• [Exercise aim]: Please extract the passage of the Java word-frequency post from "Here, the method" to "(currTweet.size() == 0)", copying it word for word.

• [Excerpted passage]:
────────

1

I have a basic method which reads in ~1000 files with ~10,000 lines each from the hard drive. Also, I have an array of String called userDescription which has all the "description words" of the user. I have created a HashMap whose data structure is HashMap<String, HashMap<String, Integer>> which corresponds to HashMap<eachUserDescriptionWords, HashMap<TweetWord, Tweet_Word_Frequency>>.

The file is organized as: <User=A>\t<Tweet="tweet...">\n <User=A>\t<Tweet="tweet2...">\n <User=B>\t<Tweet="tweet3...">\n ....

My method to do this is:

for (File file : tweetList) {
        if (file.getName().endsWith(".txt")) {
            System.out.println(file.getName());
            BufferedReader in;
            try {
                in = new BufferedReader(new FileReader(file));
                String str;
                while ((str = in.readLine()) != null) {
                    // String split[] = str.split("\t");
                    String split[] = ptnTab.split(str);
                    String user = ptnEquals.split(split[1])[1];
                    String tweet = ptnEquals.split(split[2])[1];
                    // String user = split[1].split("=")[1];
                    // String tweet = split[2].split("=")[1];

                    if (tweet.length() == 0)
                        continue;

                    if (!prevUser.equals(user)) {
                        description = userDescription.get(user);
                        if (description == null)
                            continue;
                        if (prevUser.length() > 0 && wordsCount.size() > 0) {
                            for (String profileWord : description) {
                                if (wordsCorr.containsKey(profileWord)) {
                                    HashMap<String, Integer> temp = wordsCorr
                                            .get(profileWord);
                                    wordsCorr.put(profileWord,
                                            addValues(wordsCount, temp));
                                } else {
                                    wordsCorr.put(profileWord, wordsCount);
                                }
                            }
                        }
                        // wordsCount = new HashMap<String, Integer>();
                        wordsCount.clear();
                    }
                    setTweetWordCount(wordsCount, tweet);
                    prevUser = user;
                }
            } catch (IOException e) {
                System.err.println("Something went wrong: "
                        + e.getMessage());
            }
        }
    }

Here, the method setTweetWord counts the word frequency of all the tweets of a single user. The method is:

private void setTweetWordCount(HashMap<String, Integer> wordsCount,
            String tweet) {

        ArrayList<String> currTweet = new ArrayList<String>(
                Arrays.asList(removeUnwantedStrings(tweet)));

        if (currTweet.size() == 0)
            return;

        for (String word : currTweet) {
            try {
                if (word.equals("") || word.equals(null))

────────

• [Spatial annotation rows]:

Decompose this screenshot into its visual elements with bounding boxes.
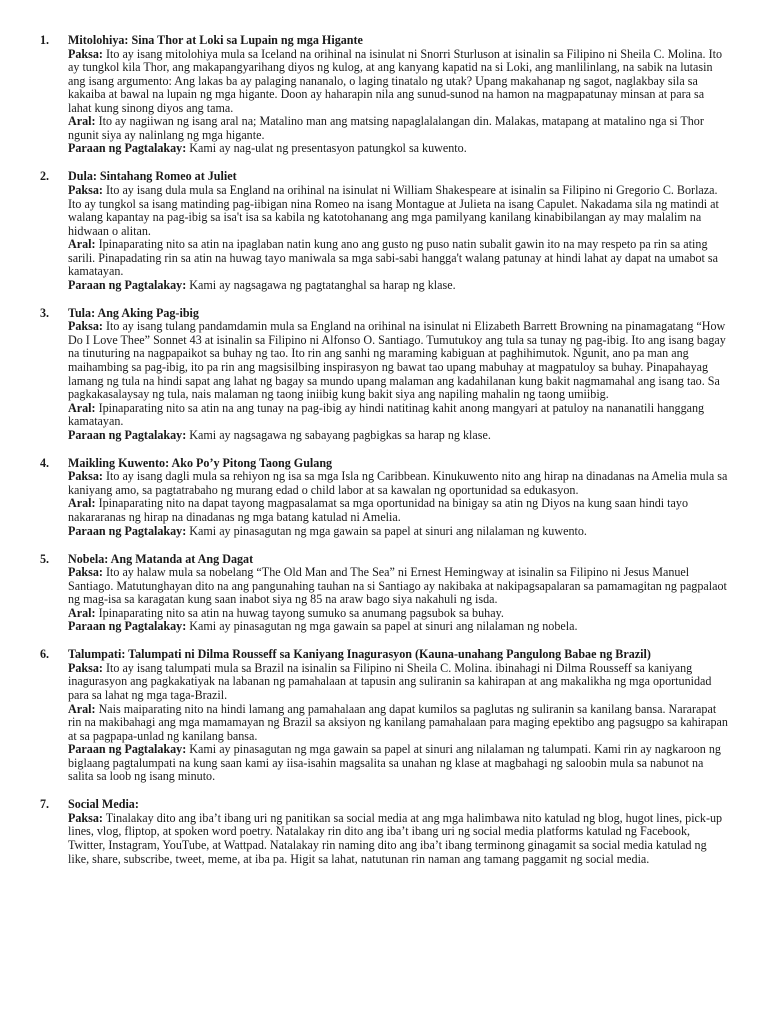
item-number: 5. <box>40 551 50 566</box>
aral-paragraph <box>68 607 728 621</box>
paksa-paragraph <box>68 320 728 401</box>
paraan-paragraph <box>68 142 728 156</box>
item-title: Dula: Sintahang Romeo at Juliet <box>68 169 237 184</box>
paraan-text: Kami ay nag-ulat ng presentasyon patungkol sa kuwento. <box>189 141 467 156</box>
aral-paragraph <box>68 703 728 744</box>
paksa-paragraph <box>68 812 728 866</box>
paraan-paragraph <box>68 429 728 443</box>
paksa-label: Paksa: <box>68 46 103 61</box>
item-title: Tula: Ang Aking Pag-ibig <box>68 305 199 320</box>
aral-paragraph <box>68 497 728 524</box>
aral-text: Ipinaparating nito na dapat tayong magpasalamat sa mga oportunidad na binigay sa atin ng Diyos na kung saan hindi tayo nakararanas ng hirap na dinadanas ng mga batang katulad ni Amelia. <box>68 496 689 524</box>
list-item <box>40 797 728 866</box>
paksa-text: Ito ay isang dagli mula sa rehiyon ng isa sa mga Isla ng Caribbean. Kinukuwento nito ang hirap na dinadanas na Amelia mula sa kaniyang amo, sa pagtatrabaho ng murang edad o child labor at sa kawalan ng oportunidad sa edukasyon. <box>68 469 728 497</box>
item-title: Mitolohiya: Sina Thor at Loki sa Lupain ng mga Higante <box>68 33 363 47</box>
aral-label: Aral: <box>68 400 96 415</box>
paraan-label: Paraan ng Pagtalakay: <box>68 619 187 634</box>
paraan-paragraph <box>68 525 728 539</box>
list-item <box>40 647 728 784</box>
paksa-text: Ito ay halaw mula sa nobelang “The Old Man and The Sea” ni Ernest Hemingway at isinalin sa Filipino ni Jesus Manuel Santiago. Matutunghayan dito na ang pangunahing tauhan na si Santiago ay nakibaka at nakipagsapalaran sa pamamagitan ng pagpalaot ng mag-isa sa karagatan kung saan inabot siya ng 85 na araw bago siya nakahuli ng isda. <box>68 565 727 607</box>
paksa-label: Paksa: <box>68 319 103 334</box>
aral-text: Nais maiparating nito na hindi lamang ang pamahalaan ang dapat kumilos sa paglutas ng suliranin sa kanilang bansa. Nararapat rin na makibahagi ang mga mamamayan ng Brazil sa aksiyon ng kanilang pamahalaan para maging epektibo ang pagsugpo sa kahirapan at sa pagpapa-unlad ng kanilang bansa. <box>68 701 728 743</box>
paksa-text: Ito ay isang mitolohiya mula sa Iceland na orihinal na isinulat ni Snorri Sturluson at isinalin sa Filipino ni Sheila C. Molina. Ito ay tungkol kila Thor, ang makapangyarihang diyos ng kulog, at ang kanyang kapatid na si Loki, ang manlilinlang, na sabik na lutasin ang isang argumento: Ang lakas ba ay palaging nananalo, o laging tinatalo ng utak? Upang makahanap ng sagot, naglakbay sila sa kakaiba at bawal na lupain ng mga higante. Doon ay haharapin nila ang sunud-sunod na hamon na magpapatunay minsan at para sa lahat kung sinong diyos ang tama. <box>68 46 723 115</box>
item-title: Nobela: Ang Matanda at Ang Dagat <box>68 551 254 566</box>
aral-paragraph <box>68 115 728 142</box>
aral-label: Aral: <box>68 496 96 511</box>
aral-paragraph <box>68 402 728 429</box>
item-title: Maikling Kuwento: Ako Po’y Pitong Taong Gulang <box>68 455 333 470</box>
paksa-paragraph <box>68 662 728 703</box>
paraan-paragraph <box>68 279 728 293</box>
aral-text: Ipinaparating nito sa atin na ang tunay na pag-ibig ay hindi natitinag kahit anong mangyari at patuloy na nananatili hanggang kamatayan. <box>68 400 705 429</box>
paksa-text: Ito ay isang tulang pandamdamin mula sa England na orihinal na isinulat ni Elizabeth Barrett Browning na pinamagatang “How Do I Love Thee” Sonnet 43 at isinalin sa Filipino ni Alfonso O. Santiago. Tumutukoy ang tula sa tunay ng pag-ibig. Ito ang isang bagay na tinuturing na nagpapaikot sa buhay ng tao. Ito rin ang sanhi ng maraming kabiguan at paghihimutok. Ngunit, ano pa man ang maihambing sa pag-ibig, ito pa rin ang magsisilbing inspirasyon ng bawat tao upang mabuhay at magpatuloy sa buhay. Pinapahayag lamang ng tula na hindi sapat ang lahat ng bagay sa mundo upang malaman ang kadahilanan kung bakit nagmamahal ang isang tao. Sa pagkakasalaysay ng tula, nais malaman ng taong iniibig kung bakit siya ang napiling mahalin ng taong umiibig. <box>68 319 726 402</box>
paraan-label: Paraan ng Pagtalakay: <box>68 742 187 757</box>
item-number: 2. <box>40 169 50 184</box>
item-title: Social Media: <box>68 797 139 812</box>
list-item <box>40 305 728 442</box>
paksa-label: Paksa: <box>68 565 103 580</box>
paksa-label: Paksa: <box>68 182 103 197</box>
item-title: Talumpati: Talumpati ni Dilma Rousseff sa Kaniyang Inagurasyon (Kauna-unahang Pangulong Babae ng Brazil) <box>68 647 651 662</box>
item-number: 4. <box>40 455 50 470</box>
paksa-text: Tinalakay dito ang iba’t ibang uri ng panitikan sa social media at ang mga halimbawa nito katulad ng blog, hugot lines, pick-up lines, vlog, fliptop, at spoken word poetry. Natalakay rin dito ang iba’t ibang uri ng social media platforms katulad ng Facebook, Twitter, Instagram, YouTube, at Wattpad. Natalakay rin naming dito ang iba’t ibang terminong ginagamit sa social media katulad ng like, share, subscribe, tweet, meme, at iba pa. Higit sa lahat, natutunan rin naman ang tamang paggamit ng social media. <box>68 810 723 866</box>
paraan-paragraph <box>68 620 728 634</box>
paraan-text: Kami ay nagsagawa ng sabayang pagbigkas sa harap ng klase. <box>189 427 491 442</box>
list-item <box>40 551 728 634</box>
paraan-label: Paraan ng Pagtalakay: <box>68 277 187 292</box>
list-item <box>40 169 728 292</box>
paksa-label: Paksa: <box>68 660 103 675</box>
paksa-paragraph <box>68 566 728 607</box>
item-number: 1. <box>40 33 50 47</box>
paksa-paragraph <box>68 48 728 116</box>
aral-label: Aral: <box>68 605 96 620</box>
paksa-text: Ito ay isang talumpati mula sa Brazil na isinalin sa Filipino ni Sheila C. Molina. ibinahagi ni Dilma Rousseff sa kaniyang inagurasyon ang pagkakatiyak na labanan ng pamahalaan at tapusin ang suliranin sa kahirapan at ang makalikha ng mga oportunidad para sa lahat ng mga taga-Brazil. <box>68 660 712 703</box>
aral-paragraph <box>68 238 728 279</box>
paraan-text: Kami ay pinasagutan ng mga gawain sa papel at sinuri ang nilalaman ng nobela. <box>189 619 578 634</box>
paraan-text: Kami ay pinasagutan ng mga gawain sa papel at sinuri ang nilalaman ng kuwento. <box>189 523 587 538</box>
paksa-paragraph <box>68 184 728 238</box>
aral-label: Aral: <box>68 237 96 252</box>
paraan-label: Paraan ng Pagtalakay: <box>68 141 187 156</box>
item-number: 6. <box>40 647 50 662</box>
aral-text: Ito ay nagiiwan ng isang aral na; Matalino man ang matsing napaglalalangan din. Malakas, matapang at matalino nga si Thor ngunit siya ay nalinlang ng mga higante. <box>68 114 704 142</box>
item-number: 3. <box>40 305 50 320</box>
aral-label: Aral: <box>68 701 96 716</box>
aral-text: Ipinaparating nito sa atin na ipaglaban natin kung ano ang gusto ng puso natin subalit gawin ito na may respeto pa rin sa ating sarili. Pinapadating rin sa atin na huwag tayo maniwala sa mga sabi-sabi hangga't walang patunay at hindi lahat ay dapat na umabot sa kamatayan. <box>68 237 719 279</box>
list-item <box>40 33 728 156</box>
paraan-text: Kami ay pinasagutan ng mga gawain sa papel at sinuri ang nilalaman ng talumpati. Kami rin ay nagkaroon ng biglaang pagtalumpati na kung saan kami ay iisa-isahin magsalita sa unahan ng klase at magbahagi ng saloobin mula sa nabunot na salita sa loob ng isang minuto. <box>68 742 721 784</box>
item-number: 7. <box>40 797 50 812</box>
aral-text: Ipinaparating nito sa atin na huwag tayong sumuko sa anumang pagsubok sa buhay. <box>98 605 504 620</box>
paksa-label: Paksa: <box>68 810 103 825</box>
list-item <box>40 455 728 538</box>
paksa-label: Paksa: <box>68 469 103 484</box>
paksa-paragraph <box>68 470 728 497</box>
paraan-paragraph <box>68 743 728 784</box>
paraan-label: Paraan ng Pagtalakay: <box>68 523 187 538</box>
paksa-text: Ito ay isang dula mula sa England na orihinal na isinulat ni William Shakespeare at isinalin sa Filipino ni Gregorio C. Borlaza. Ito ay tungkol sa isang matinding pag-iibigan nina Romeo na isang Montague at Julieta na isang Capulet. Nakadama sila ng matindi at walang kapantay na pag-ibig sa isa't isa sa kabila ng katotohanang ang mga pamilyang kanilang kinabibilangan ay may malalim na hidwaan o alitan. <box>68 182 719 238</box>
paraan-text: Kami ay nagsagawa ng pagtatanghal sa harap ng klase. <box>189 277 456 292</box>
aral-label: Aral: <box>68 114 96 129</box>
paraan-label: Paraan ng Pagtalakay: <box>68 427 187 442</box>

────────

• [Finished task]:
Here, the method setTweetWord counts the word frequency of all the tweets of a single user. The method is:

private void setTweetWordCount(HashMap<String, Integer> wordsCount,
            String tweet) {

        ArrayList<String> currTweet = new ArrayList<String>(
                Arrays.asList(removeUnwantedStrings(tweet)));

        if (currTweet.size() == 0)